▸ Work to complete: Write out every line of the material exactly as it appears.
=== Data extract ===
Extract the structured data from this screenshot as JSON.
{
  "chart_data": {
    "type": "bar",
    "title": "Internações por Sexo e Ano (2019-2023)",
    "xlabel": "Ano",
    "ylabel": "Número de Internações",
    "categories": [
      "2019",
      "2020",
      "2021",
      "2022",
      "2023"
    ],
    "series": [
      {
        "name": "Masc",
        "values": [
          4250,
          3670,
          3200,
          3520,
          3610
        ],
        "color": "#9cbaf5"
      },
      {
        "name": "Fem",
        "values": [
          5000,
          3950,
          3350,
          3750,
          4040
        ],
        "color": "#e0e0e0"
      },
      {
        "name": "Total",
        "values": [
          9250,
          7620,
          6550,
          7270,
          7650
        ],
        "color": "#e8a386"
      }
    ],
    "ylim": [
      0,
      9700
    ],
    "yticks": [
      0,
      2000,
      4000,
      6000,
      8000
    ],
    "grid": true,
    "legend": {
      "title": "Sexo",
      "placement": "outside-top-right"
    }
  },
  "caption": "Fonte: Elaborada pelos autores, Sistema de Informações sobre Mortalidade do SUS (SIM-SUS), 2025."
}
===
▸ Task solution:
Extract the structured data from this screenshot as JSON.
{
  "chart_data": {
    "type": "bar",
    "title": "Internações por Sexo e Ano (2019-2023)",
    "xlabel": "Ano",
    "ylabel": "Número de Internações",
    "categories": [
      "2019",
      "2020",
      "2021",
      "2022",
      "2023"
    ],
    "series": [
      {
        "name": "Masc",
        "values": [
          4250,
          3670,
          3200,
          3520,
          3610
        ],
        "color": "#9cbaf5"
      },
      {
        "name": "Fem",
        "values": [
          5000,
          3950,
          3350,
          3750,
          4040
        ],
        "color": "#e0e0e0"
      },
      {
        "name": "Total",
        "values": [
          9250,
          7620,
          6550,
          7270,
          7650
        ],
        "color": "#e8a386"
      }
    ],
    "ylim": [
      0,
      9700
    ],
    "yticks": [
      0,
      2000,
      4000,
      6000,
      8000
    ],
    "grid": true,
    "legend": {
      "title": "Sexo",
      "placement": "outside-top-right"
    }
  },
  "caption": "Fonte: Elaborada pelos autores, Sistema de Informações sobre Mortalidade do SUS (SIM-SUS), 2025."
}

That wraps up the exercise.